Problem description. Every record must be transcribed in its entirety, apart from the images, which are to be omitted.

Supplied data.
··········

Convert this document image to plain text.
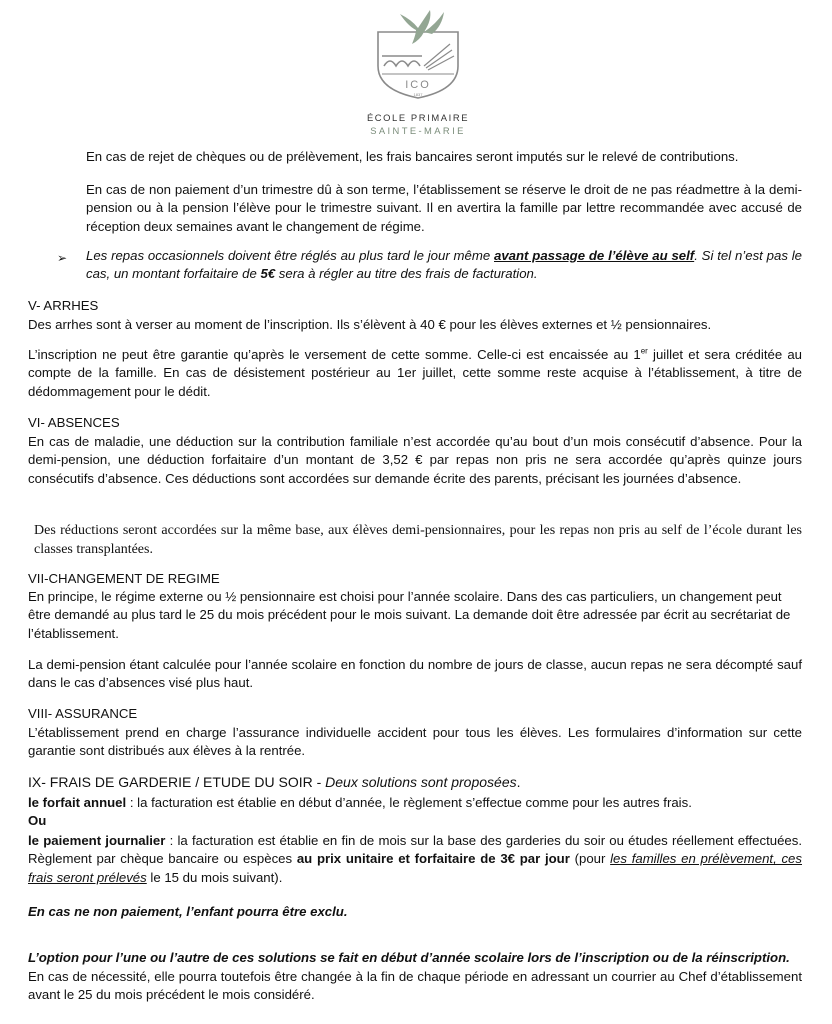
ICO
1837
ÉCOLE PRIMAIRE
SAINTE-MARIE
En cas de rejet de chèques ou de prélèvement, les frais bancaires seront imputés sur le relevé de contributions.
En cas de non paiement d’un trimestre dû à son terme, l’établissement se réserve le droit de ne pas réadmettre à la demi-pension ou à la pension l’élève pour le trimestre suivant. Il en avertira la famille par lettre recommandée avec accusé de réception deux semaines avant le changement de régime.
➢ Les repas occasionnels doivent être réglés au plus tard le jour même avant passage de l’élève au self. Si tel n’est pas le cas, un montant forfaitaire de 5€ sera à régler au titre des frais de facturation.
V- ARRHES
Des arrhes sont à verser au moment de l’inscription. Ils s’élèvent à 40 € pour les élèves externes et ½ pensionnaires.
L’inscription ne peut être garantie qu’après le versement de cette somme. Celle-ci est encaissée au 1er juillet et sera créditée au compte de la famille. En cas de désistement postérieur au 1er juillet, cette somme reste acquise à l’établissement, à titre de dédommagement pour le dédit.
VI- ABSENCES
En cas de maladie, une déduction sur la contribution familiale n’est accordée qu’au bout d’un mois consécutif d’absence. Pour la demi-pension, une déduction forfaitaire d’un montant de 3,52 € par repas non pris ne sera accordée qu’après quinze jours consécutifs d’absence. Ces déductions sont accordées sur demande écrite des parents, précisant les journées d’absence.
Des réductions seront accordées sur la même base, aux élèves demi-pensionnaires, pour les repas non pris au self de l’école durant les classes transplantées.
VII-CHANGEMENT DE REGIME
En principe, le régime externe ou ½ pensionnaire est choisi pour l’année scolaire. Dans des cas particuliers, un changement peut être demandé au plus tard le 25 du mois précédent pour le mois suivant. La demande doit être adressée par écrit au secrétariat de l’établissement.
La demi-pension étant calculée pour l’année scolaire en fonction du nombre de jours de classe, aucun repas ne sera décompté sauf dans le cas d’absences visé plus haut.
VIII- ASSURANCE
L’établissement prend en charge l’assurance individuelle accident pour tous les élèves. Les formulaires d’information sur cette garantie sont distribués aux élèves à la rentrée.
IX- FRAIS DE GARDERIE / ETUDE DU SOIR - Deux solutions sont proposées.
le forfait annuel : la facturation est établie en début d’année, le règlement s’effectue comme pour les autres frais.
Ou
le paiement journalier : la facturation est établie en fin de mois sur la base des garderies du soir ou études réellement effectuées. Règlement par chèque bancaire ou espèces au prix unitaire et forfaitaire de 3€ par jour (pour les familles en prélèvement, ces frais seront prélevés le 15 du mois suivant).
En cas ne non paiement, l’enfant pourra être exclu.
L’option pour l’une ou l’autre de ces solutions se fait en début d’année scolaire lors de l’inscription ou de la réinscription.
En cas de nécessité, elle pourra toutefois être changée à la fin de chaque période en adressant un courrier au Chef d’établissement avant le 25 du mois précédent le mois considéré.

··········

Exercise solution.
Convert this document image to plain text.
ICO
1837
ÉCOLE PRIMAIRE
SAINTE-MARIE
En cas de rejet de chèques ou de prélèvement, les frais bancaires seront imputés sur le relevé de contributions.
En cas de non paiement d’un trimestre dû à son terme, l’établissement se réserve le droit de ne pas réadmettre à la demi-pension ou à la pension l’élève pour le trimestre suivant. Il en avertira la famille par lettre recommandée avec accusé de réception deux semaines avant le changement de régime.
➢ Les repas occasionnels doivent être réglés au plus tard le jour même avant passage de l’élève au self. Si tel n’est pas le cas, un montant forfaitaire de 5€ sera à régler au titre des frais de facturation.
V- ARRHES
Des arrhes sont à verser au moment de l’inscription. Ils s’élèvent à 40 € pour les élèves externes et ½ pensionnaires.
L’inscription ne peut être garantie qu’après le versement de cette somme. Celle-ci est encaissée au 1er juillet et sera créditée au compte de la famille. En cas de désistement postérieur au 1er juillet, cette somme reste acquise à l’établissement, à titre de dédommagement pour le dédit.
VI- ABSENCES
En cas de maladie, une déduction sur la contribution familiale n’est accordée qu’au bout d’un mois consécutif d’absence. Pour la demi-pension, une déduction forfaitaire d’un montant de 3,52 € par repas non pris ne sera accordée qu’après quinze jours consécutifs d’absence. Ces déductions sont accordées sur demande écrite des parents, précisant les journées d’absence.
Des réductions seront accordées sur la même base, aux élèves demi-pensionnaires, pour les repas non pris au self de l’école durant les classes transplantées.
VII-CHANGEMENT DE REGIME
En principe, le régime externe ou ½ pensionnaire est choisi pour l’année scolaire. Dans des cas particuliers, un changement peut être demandé au plus tard le 25 du mois précédent pour le mois suivant. La demande doit être adressée par écrit au secrétariat de l’établissement.
La demi-pension étant calculée pour l’année scolaire en fonction du nombre de jours de classe, aucun repas ne sera décompté sauf dans le cas d’absences visé plus haut.
VIII- ASSURANCE
L’établissement prend en charge l’assurance individuelle accident pour tous les élèves. Les formulaires d’information sur cette garantie sont distribués aux élèves à la rentrée.
IX- FRAIS DE GARDERIE / ETUDE DU SOIR - Deux solutions sont proposées.
le forfait annuel : la facturation est établie en début d’année, le règlement s’effectue comme pour les autres frais.
Ou
le paiement journalier : la facturation est établie en fin de mois sur la base des garderies du soir ou études réellement effectuées. Règlement par chèque bancaire ou espèces au prix unitaire et forfaitaire de 3€ par jour (pour les familles en prélèvement, ces frais seront prélevés le 15 du mois suivant).
En cas ne non paiement, l’enfant pourra être exclu.
L’option pour l’une ou l’autre de ces solutions se fait en début d’année scolaire lors de l’inscription ou de la réinscription.
En cas de nécessité, elle pourra toutefois être changée à la fin de chaque période en adressant un courrier au Chef d’établissement avant le 25 du mois précédent le mois considéré.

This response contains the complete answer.